_Stated goal_. Make an exact copy of the data below, leaving out every picture.

_Stored rows_.
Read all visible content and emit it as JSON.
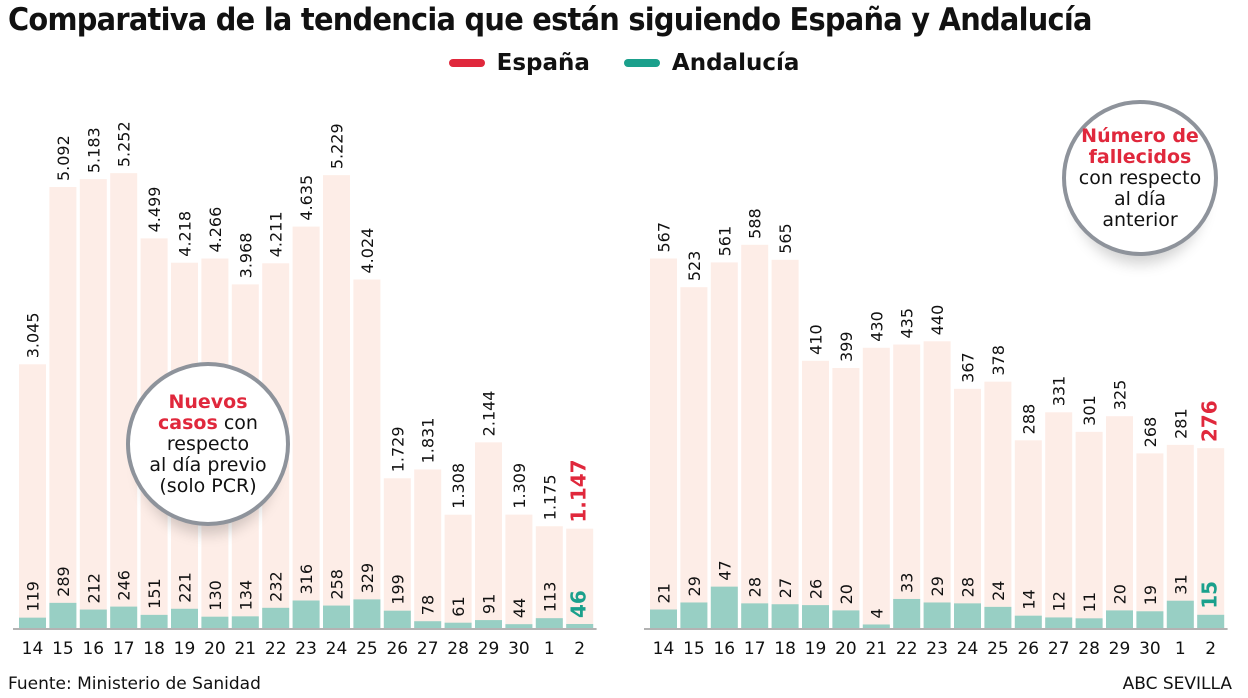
{
  "title": "Comparativa de la tendencia que están siguiendo España y Andalucía",
  "legend": [
    {
      "label": "España",
      "color": "#e0283c"
    },
    {
      "label": "Andalucía",
      "color": "#1ba08c"
    }
  ],
  "colors": {
    "spain_bar": "#fdede7",
    "andalucia_bar": "#98cfc4",
    "highlight_spain": "#e0283c",
    "highlight_andalucia": "#1ba08c",
    "axis": "#9a9a9a"
  },
  "source": "Fuente: Ministerio de Sanidad",
  "credit": "ABC SEVILLA",
  "bubbles": {
    "cases": {
      "highlight": "Nuevos casos",
      "hl1": "Nuevos",
      "hl2": "casos",
      "rest1": " con",
      "rest2": "respecto",
      "rest3": "al día previo",
      "rest4": "(solo PCR)"
    },
    "deaths": {
      "hl1": "Número de",
      "hl2": "fallecidos",
      "rest1": "con respecto",
      "rest2": "al día",
      "rest3": "anterior"
    }
  },
  "chart_data": [
    {
      "type": "bar",
      "title": "Nuevos casos con respecto al día previo (solo PCR)",
      "xlabel": "",
      "ylabel": "",
      "categories": [
        "14",
        "15",
        "16",
        "17",
        "18",
        "19",
        "20",
        "21",
        "22",
        "23",
        "24",
        "25",
        "26",
        "27",
        "28",
        "29",
        "30",
        "1",
        "2"
      ],
      "series": [
        {
          "name": "España",
          "values": [
            3045,
            5092,
            5183,
            5252,
            4499,
            4218,
            4266,
            3968,
            4211,
            4635,
            5229,
            4024,
            1729,
            1831,
            1308,
            2144,
            1309,
            1175,
            1147
          ],
          "labels": [
            "3.045",
            "5.092",
            "5.183",
            "5.252",
            "4.499",
            "4.218",
            "4.266",
            "3.968",
            "4.211",
            "4.635",
            "5.229",
            "4.024",
            "1.729",
            "1.831",
            "1.308",
            "2.144",
            "1.309",
            "1.175",
            "1.147"
          ]
        },
        {
          "name": "Andalucía",
          "values": [
            119,
            289,
            212,
            246,
            151,
            221,
            130,
            134,
            232,
            316,
            258,
            329,
            199,
            78,
            61,
            91,
            44,
            113,
            46
          ],
          "labels": [
            "119",
            "289",
            "212",
            "246",
            "151",
            "221",
            "130",
            "134",
            "232",
            "316",
            "258",
            "329",
            "199",
            "78",
            "61",
            "91",
            "44",
            "113",
            "46"
          ]
        }
      ],
      "ylim": [
        0,
        5300
      ],
      "grid": false,
      "legend_position": "top-center"
    },
    {
      "type": "bar",
      "title": "Número de fallecidos con respecto al día anterior",
      "xlabel": "",
      "ylabel": "",
      "categories": [
        "14",
        "15",
        "16",
        "17",
        "18",
        "19",
        "20",
        "21",
        "22",
        "23",
        "24",
        "25",
        "26",
        "27",
        "28",
        "29",
        "30",
        "1",
        "2"
      ],
      "series": [
        {
          "name": "España",
          "values": [
            567,
            523,
            561,
            588,
            565,
            410,
            399,
            430,
            435,
            440,
            367,
            378,
            288,
            331,
            301,
            325,
            268,
            281,
            276
          ],
          "labels": [
            "567",
            "523",
            "561",
            "588",
            "565",
            "410",
            "399",
            "430",
            "435",
            "440",
            "367",
            "378",
            "288",
            "331",
            "301",
            "325",
            "268",
            "281",
            "276"
          ]
        },
        {
          "name": "Andalucía",
          "values": [
            21,
            29,
            47,
            28,
            27,
            26,
            20,
            4,
            33,
            29,
            28,
            24,
            14,
            12,
            11,
            20,
            19,
            31,
            15
          ],
          "labels": [
            "21",
            "29",
            "47",
            "28",
            "27",
            "26",
            "20",
            "4",
            "33",
            "29",
            "28",
            "24",
            "14",
            "12",
            "11",
            "20",
            "19",
            "31",
            "15"
          ]
        }
      ],
      "ylim": [
        0,
        600
      ],
      "grid": false,
      "legend_position": "top-center"
    }
  ]
}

_The reply_.
Read all visible content and emit it as JSON.
{
  "title": "Comparativa de la tendencia que están siguiendo España y Andalucía",
  "legend": [
    {
      "label": "España",
      "color": "#e0283c"
    },
    {
      "label": "Andalucía",
      "color": "#1ba08c"
    }
  ],
  "colors": {
    "spain_bar": "#fdede7",
    "andalucia_bar": "#98cfc4",
    "highlight_spain": "#e0283c",
    "highlight_andalucia": "#1ba08c",
    "axis": "#9a9a9a"
  },
  "source": "Fuente: Ministerio de Sanidad",
  "credit": "ABC SEVILLA",
  "bubbles": {
    "cases": {
      "highlight": "Nuevos casos",
      "hl1": "Nuevos",
      "hl2": "casos",
      "rest1": " con",
      "rest2": "respecto",
      "rest3": "al día previo",
      "rest4": "(solo PCR)"
    },
    "deaths": {
      "hl1": "Número de",
      "hl2": "fallecidos",
      "rest1": "con respecto",
      "rest2": "al día",
      "rest3": "anterior"
    }
  },
  "chart_data": [
    {
      "type": "bar",
      "title": "Nuevos casos con respecto al día previo (solo PCR)",
      "xlabel": "",
      "ylabel": "",
      "categories": [
        "14",
        "15",
        "16",
        "17",
        "18",
        "19",
        "20",
        "21",
        "22",
        "23",
        "24",
        "25",
        "26",
        "27",
        "28",
        "29",
        "30",
        "1",
        "2"
      ],
      "series": [
        {
          "name": "España",
          "values": [
            3045,
            5092,
            5183,
            5252,
            4499,
            4218,
            4266,
            3968,
            4211,
            4635,
            5229,
            4024,
            1729,
            1831,
            1308,
            2144,
            1309,
            1175,
            1147
          ],
          "labels": [
            "3.045",
            "5.092",
            "5.183",
            "5.252",
            "4.499",
            "4.218",
            "4.266",
            "3.968",
            "4.211",
            "4.635",
            "5.229",
            "4.024",
            "1.729",
            "1.831",
            "1.308",
            "2.144",
            "1.309",
            "1.175",
            "1.147"
          ]
        },
        {
          "name": "Andalucía",
          "values": [
            119,
            289,
            212,
            246,
            151,
            221,
            130,
            134,
            232,
            316,
            258,
            329,
            199,
            78,
            61,
            91,
            44,
            113,
            46
          ],
          "labels": [
            "119",
            "289",
            "212",
            "246",
            "151",
            "221",
            "130",
            "134",
            "232",
            "316",
            "258",
            "329",
            "199",
            "78",
            "61",
            "91",
            "44",
            "113",
            "46"
          ]
        }
      ],
      "ylim": [
        0,
        5300
      ],
      "grid": false,
      "legend_position": "top-center"
    },
    {
      "type": "bar",
      "title": "Número de fallecidos con respecto al día anterior",
      "xlabel": "",
      "ylabel": "",
      "categories": [
        "14",
        "15",
        "16",
        "17",
        "18",
        "19",
        "20",
        "21",
        "22",
        "23",
        "24",
        "25",
        "26",
        "27",
        "28",
        "29",
        "30",
        "1",
        "2"
      ],
      "series": [
        {
          "name": "España",
          "values": [
            567,
            523,
            561,
            588,
            565,
            410,
            399,
            430,
            435,
            440,
            367,
            378,
            288,
            331,
            301,
            325,
            268,
            281,
            276
          ],
          "labels": [
            "567",
            "523",
            "561",
            "588",
            "565",
            "410",
            "399",
            "430",
            "435",
            "440",
            "367",
            "378",
            "288",
            "331",
            "301",
            "325",
            "268",
            "281",
            "276"
          ]
        },
        {
          "name": "Andalucía",
          "values": [
            21,
            29,
            47,
            28,
            27,
            26,
            20,
            4,
            33,
            29,
            28,
            24,
            14,
            12,
            11,
            20,
            19,
            31,
            15
          ],
          "labels": [
            "21",
            "29",
            "47",
            "28",
            "27",
            "26",
            "20",
            "4",
            "33",
            "29",
            "28",
            "24",
            "14",
            "12",
            "11",
            "20",
            "19",
            "31",
            "15"
          ]
        }
      ],
      "ylim": [
        0,
        600
      ],
      "grid": false,
      "legend_position": "top-center"
    }
  ]
}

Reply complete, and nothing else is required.